Count only the lines of the records that hold "after", then give the number without any other words.

======== DATA ========

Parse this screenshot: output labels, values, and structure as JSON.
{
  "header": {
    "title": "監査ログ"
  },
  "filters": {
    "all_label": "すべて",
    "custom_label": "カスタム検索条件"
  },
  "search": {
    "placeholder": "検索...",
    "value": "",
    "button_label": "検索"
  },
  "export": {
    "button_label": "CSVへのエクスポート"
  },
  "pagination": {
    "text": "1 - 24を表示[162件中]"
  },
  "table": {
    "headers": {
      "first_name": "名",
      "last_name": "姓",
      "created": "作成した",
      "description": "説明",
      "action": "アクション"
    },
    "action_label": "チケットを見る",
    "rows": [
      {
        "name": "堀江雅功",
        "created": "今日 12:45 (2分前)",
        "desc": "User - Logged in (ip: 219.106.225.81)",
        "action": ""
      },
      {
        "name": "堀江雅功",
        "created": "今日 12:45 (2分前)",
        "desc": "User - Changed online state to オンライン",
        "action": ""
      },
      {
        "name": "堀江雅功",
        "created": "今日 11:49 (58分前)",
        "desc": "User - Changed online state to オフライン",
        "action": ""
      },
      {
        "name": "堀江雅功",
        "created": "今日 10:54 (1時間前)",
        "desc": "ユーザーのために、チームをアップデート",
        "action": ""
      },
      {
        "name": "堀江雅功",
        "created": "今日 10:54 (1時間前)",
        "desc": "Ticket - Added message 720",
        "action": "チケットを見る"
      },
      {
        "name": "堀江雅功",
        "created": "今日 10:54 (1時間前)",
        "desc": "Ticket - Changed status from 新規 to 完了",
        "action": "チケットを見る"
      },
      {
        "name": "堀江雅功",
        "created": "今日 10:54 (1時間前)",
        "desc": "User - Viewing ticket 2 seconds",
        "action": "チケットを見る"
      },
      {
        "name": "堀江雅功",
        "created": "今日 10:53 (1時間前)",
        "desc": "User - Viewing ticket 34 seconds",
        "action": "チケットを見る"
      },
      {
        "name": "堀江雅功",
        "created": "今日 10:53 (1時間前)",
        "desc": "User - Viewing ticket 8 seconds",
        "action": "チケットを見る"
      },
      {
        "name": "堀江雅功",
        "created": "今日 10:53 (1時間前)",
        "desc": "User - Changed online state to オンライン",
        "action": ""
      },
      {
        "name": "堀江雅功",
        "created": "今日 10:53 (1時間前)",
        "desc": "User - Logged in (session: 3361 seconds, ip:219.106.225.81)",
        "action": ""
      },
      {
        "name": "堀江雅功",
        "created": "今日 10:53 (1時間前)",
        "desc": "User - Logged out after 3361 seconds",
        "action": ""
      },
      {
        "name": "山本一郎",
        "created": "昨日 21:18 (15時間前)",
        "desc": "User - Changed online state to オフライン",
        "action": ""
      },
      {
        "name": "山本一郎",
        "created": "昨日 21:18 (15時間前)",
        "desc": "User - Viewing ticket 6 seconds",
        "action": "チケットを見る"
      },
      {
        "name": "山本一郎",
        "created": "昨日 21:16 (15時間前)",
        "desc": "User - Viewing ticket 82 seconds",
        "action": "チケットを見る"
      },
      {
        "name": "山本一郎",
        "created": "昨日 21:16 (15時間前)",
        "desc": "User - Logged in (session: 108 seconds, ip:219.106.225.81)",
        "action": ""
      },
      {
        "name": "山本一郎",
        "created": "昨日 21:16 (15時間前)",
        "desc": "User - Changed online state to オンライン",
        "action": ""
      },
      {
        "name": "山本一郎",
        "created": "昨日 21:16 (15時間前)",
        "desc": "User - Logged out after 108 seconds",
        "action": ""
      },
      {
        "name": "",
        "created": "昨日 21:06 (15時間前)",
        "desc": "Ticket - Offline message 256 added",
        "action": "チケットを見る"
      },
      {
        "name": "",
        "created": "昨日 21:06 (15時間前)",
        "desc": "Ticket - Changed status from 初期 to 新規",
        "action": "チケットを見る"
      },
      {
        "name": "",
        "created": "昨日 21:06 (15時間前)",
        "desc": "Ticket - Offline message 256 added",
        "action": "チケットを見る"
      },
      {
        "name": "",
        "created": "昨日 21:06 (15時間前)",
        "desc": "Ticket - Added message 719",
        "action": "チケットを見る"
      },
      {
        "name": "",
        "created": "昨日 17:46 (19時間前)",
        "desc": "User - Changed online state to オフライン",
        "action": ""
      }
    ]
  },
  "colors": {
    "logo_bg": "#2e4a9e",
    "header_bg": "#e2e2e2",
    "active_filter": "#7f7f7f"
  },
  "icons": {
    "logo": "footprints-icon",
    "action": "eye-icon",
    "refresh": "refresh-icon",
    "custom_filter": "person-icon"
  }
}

========

- TASK RESPONSE -
2